Dataset items
■ ■ ■ ■ ■ ■ ■

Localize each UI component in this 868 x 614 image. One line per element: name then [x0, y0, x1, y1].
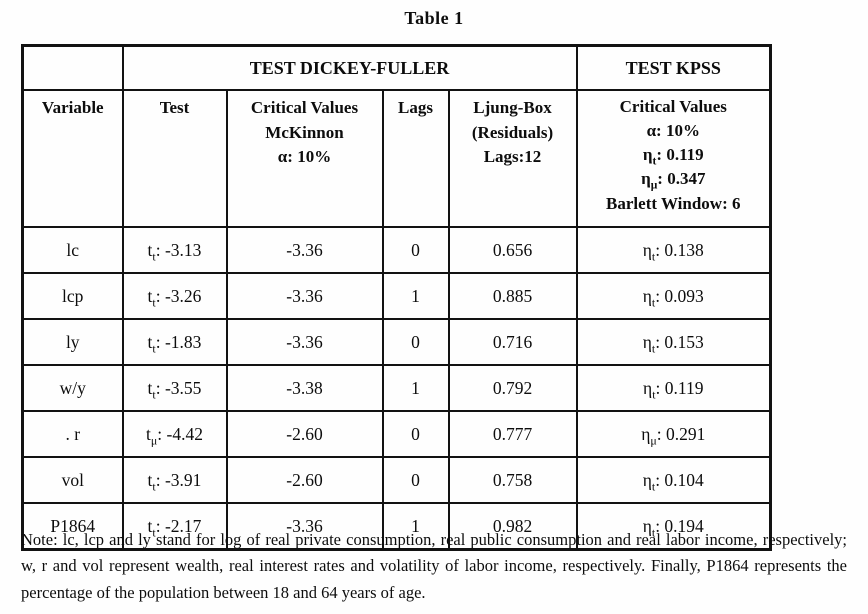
col-header-ljung-box: Ljung-Box (Residuals) Lags:12 — [447, 89, 578, 228]
cell-variable: P1864 — [21, 502, 124, 551]
cell-kpss-stat: ηt: 0.194 — [575, 502, 772, 551]
cell-test-stat: tt: -1.83 — [121, 318, 228, 366]
empty-header-cell — [21, 44, 124, 91]
cell-variable: lc — [21, 226, 124, 274]
cell-critical-value: -2.60 — [225, 410, 384, 458]
cell-test-stat: tt: -3.13 — [121, 226, 228, 274]
table-row: ly tt: -1.83 -3.36 0 0.716 ηt: 0.153 — [21, 318, 772, 366]
col-header-test: Test — [121, 89, 228, 228]
col-header-lags: Lags — [381, 89, 450, 228]
cell-variable: vol — [21, 456, 124, 504]
cell-variable: ly — [21, 318, 124, 366]
cell-ljung-box: 0.656 — [447, 226, 578, 274]
table-title: Table 1 — [404, 8, 464, 28]
table-row: w/y tt: -3.55 -3.38 1 0.792 ηt: 0.119 — [21, 364, 772, 412]
table-row: lc tt: -3.13 -3.36 0 0.656 ηt: 0.138 — [21, 226, 772, 274]
cell-ljung-box: 0.716 — [447, 318, 578, 366]
cell-ljung-box: 0.758 — [447, 456, 578, 504]
cell-test-stat: tt: -2.17 — [121, 502, 228, 551]
table-row: vol tt: -3.91 -2.60 0 0.758 ηt: 0.104 — [21, 456, 772, 504]
cell-critical-value: -3.36 — [225, 318, 384, 366]
group-header-kpss: TEST KPSS — [575, 44, 772, 91]
table-row: . r tμ: -4.42 -2.60 0 0.777 ημ: 0.291 — [21, 410, 772, 458]
col-header-variable: Variable — [21, 89, 124, 228]
cell-lags: 1 — [381, 272, 450, 320]
cell-critical-value: -3.36 — [225, 502, 384, 551]
cell-test-stat: tt: -3.26 — [121, 272, 228, 320]
cell-critical-value: -3.36 — [225, 272, 384, 320]
cell-lags: 1 — [381, 502, 450, 551]
group-header-dickey-fuller: TEST DICKEY-FULLER — [121, 44, 578, 91]
cell-lags: 0 — [381, 410, 450, 458]
cell-critical-value: -2.60 — [225, 456, 384, 504]
cell-lags: 0 — [381, 456, 450, 504]
cell-kpss-stat: ηt: 0.104 — [575, 456, 772, 504]
group-header-row: TEST DICKEY-FULLER TEST KPSS — [21, 44, 772, 91]
cell-ljung-box: 0.792 — [447, 364, 578, 412]
cell-kpss-stat: ηt: 0.138 — [575, 226, 772, 274]
cell-variable: . r — [21, 410, 124, 458]
cell-kpss-stat: ημ: 0.291 — [575, 410, 772, 458]
cell-lags: 0 — [381, 318, 450, 366]
cell-variable: w/y — [21, 364, 124, 412]
cell-test-stat: tt: -3.91 — [121, 456, 228, 504]
cell-ljung-box: 0.982 — [447, 502, 578, 551]
cell-critical-value: -3.36 — [225, 226, 384, 274]
col-header-kpss-critical-values: Critical Values α: 10% ηt: 0.119 ημ: 0.3… — [575, 89, 772, 228]
cell-ljung-box: 0.885 — [447, 272, 578, 320]
table-row: lcp tt: -3.26 -3.36 1 0.885 ηt: 0.093 — [21, 272, 772, 320]
cell-kpss-stat: ηt: 0.153 — [575, 318, 772, 366]
cell-variable: lcp — [21, 272, 124, 320]
cell-kpss-stat: ηt: 0.093 — [575, 272, 772, 320]
column-header-row: Variable Test Critical Values McKinnon α… — [21, 89, 772, 228]
table-row: P1864 tt: -2.17 -3.36 1 0.982 ηt: 0.194 — [21, 502, 772, 551]
cell-test-stat: tμ: -4.42 — [121, 410, 228, 458]
col-header-critical-values: Critical Values McKinnon α: 10% — [225, 89, 384, 228]
cell-test-stat: tt: -3.55 — [121, 364, 228, 412]
cell-critical-value: -3.38 — [225, 364, 384, 412]
cell-kpss-stat: ηt: 0.119 — [575, 364, 772, 412]
cell-lags: 0 — [381, 226, 450, 274]
results-table: TEST DICKEY-FULLER TEST KPSS Variable Te… — [21, 44, 773, 551]
cell-ljung-box: 0.777 — [447, 410, 578, 458]
cell-lags: 1 — [381, 364, 450, 412]
table-note: Note: lc, lcp and ly stand for log of re… — [21, 530, 847, 602]
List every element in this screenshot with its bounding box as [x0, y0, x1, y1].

■ ■ ■ ■ ■ ■ ■

Instruction >> Copy the rows verbatim from the line with "col-header-ljung-box: Ljung-Box (Residuals)" to the line with "cell-lags: 0 — [381, 456, 450, 504]", both included.

Reply to the exercise >>
col-header-ljung-box: Ljung-Box (Residuals) Lags:12 — [447, 89, 578, 228]
cell-variable: P1864 — [21, 502, 124, 551]
cell-kpss-stat: ηt: 0.194 — [575, 502, 772, 551]
cell-test-stat: tt: -1.83 — [121, 318, 228, 366]
empty-header-cell — [21, 44, 124, 91]
cell-variable: lc — [21, 226, 124, 274]
cell-critical-value: -2.60 — [225, 410, 384, 458]
cell-test-stat: tt: -3.13 — [121, 226, 228, 274]
table-row: ly tt: -1.83 -3.36 0 0.716 ηt: 0.153 — [21, 318, 772, 366]
col-header-test: Test — [121, 89, 228, 228]
col-header-lags: Lags — [381, 89, 450, 228]
cell-variable: vol — [21, 456, 124, 504]
cell-variable: ly — [21, 318, 124, 366]
cell-ljung-box: 0.656 — [447, 226, 578, 274]
table-title: Table 1 — [404, 8, 464, 28]
table-row: w/y tt: -3.55 -3.38 1 0.792 ηt: 0.119 — [21, 364, 772, 412]
table-row: lc tt: -3.13 -3.36 0 0.656 ηt: 0.138 — [21, 226, 772, 274]
cell-ljung-box: 0.716 — [447, 318, 578, 366]
cell-ljung-box: 0.758 — [447, 456, 578, 504]
cell-test-stat: tt: -2.17 — [121, 502, 228, 551]
table-row: vol tt: -3.91 -2.60 0 0.758 ηt: 0.104 — [21, 456, 772, 504]
cell-critical-value: -3.36 — [225, 318, 384, 366]
group-header-kpss: TEST KPSS — [575, 44, 772, 91]
table-row: . r tμ: -4.42 -2.60 0 0.777 ημ: 0.291 — [21, 410, 772, 458]
col-header-variable: Variable — [21, 89, 124, 228]
cell-lags: 1 — [381, 272, 450, 320]
cell-critical-value: -3.36 — [225, 502, 384, 551]
cell-test-stat: tt: -3.26 — [121, 272, 228, 320]
cell-critical-value: -3.36 — [225, 272, 384, 320]
cell-lags: 1 — [381, 502, 450, 551]
group-header-dickey-fuller: TEST DICKEY-FULLER — [121, 44, 578, 91]
cell-lags: 0 — [381, 410, 450, 458]
cell-critical-value: -2.60 — [225, 456, 384, 504]
cell-lags: 0 — [381, 456, 450, 504]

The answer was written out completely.